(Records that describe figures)
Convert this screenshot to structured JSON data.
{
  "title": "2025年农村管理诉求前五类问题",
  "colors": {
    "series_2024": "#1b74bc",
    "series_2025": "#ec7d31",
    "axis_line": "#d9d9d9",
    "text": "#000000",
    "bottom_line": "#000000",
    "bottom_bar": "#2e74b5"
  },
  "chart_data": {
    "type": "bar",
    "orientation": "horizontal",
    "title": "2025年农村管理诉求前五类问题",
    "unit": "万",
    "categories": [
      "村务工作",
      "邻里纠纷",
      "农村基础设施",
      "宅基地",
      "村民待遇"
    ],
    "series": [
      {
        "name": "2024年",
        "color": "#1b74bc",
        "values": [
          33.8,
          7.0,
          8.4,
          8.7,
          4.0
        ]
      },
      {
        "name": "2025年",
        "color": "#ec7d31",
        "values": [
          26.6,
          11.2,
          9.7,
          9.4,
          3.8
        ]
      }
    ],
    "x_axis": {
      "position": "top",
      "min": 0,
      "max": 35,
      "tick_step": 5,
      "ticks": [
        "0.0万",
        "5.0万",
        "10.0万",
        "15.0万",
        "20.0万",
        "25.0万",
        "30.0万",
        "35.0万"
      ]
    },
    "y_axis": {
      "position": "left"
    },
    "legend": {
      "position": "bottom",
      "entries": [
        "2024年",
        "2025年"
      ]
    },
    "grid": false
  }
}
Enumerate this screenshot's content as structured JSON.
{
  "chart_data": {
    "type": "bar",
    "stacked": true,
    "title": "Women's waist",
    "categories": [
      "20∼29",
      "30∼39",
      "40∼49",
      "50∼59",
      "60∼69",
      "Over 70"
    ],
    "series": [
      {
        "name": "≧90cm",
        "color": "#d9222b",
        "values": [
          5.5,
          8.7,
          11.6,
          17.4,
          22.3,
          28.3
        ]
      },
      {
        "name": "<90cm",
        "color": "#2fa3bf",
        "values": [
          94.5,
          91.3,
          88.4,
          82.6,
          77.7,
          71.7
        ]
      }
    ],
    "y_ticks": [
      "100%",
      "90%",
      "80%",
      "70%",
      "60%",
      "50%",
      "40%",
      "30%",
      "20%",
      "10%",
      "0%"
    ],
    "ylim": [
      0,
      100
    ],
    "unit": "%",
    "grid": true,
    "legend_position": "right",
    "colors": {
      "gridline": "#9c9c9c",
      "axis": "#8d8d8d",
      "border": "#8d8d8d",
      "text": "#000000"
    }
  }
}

> Work to be completed:
Your task is to extract the lines running from the one with "Enumerate this screenshot's" to the end of the material, inclusive, copying each exactly and adding nothing.

> Task response:
Enumerate this screenshot's content as structured JSON.
{
  "chart_data": {
    "type": "bar",
    "stacked": true,
    "title": "Women's waist",
    "categories": [
      "20∼29",
      "30∼39",
      "40∼49",
      "50∼59",
      "60∼69",
      "Over 70"
    ],
    "series": [
      {
        "name": "≧90cm",
        "color": "#d9222b",
        "values": [
          5.5,
          8.7,
          11.6,
          17.4,
          22.3,
          28.3
        ]
      },
      {
        "name": "<90cm",
        "color": "#2fa3bf",
        "values": [
          94.5,
          91.3,
          88.4,
          82.6,
          77.7,
          71.7
        ]
      }
    ],
    "y_ticks": [
      "100%",
      "90%",
      "80%",
      "70%",
      "60%",
      "50%",
      "40%",
      "30%",
      "20%",
      "10%",
      "0%"
    ],
    "ylim": [
      0,
      100
    ],
    "unit": "%",
    "grid": true,
    "legend_position": "right",
    "colors": {
      "gridline": "#9c9c9c",
      "axis": "#8d8d8d",
      "border": "#8d8d8d",
      "text": "#000000"
    }
  }
}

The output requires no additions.